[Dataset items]
%%
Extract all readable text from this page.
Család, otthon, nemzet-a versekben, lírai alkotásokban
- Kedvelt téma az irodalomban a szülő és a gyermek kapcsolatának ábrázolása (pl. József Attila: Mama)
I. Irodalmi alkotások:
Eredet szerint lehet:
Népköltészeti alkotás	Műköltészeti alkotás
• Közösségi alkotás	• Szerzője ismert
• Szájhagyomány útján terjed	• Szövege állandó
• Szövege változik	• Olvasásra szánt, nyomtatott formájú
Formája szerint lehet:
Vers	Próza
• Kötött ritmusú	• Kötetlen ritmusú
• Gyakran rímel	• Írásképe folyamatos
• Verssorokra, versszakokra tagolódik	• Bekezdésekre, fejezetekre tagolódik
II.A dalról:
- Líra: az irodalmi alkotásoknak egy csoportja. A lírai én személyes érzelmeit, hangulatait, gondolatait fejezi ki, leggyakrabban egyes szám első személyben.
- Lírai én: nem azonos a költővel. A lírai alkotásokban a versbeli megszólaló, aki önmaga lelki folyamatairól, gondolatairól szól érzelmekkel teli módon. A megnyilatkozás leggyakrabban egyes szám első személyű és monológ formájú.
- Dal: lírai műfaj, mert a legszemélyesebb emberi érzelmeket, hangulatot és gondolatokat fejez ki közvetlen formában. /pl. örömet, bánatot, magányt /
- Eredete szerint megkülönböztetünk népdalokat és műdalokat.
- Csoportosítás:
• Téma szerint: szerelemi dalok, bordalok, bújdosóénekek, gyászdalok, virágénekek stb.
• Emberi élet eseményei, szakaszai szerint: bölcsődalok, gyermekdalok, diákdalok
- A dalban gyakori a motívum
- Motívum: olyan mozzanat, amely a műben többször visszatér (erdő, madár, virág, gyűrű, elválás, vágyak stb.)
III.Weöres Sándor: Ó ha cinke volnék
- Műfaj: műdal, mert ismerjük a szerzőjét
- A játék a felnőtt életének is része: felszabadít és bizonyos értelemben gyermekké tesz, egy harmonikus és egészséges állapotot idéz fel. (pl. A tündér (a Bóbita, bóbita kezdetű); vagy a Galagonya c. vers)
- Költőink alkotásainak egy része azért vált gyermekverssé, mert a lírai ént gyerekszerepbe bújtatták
%%
Problem statement:
State how many lines of the records above contain the word "egyes", giving only that number.

Complete output:
2